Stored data
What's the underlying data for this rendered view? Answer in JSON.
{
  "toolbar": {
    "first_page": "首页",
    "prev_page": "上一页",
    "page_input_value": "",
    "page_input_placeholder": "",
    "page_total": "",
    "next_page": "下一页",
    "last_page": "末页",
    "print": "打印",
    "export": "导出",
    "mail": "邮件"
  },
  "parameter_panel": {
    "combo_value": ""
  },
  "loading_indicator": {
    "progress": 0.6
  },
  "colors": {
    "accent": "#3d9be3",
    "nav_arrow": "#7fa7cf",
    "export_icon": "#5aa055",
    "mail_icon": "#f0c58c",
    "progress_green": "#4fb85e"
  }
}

_TASK STATEMENT:_ The records above are to be copied in full, exactly as written.

_CORRECT ANSWER:_
What's the underlying data for this rendered view? Answer in JSON.
{
  "toolbar": {
    "first_page": "首页",
    "prev_page": "上一页",
    "page_input_value": "",
    "page_input_placeholder": "",
    "page_total": "",
    "next_page": "下一页",
    "last_page": "末页",
    "print": "打印",
    "export": "导出",
    "mail": "邮件"
  },
  "parameter_panel": {
    "combo_value": ""
  },
  "loading_indicator": {
    "progress": 0.6
  },
  "colors": {
    "accent": "#3d9be3",
    "nav_arrow": "#7fa7cf",
    "export_icon": "#5aa055",
    "mail_icon": "#f0c58c",
    "progress_green": "#4fb85e"
  }
}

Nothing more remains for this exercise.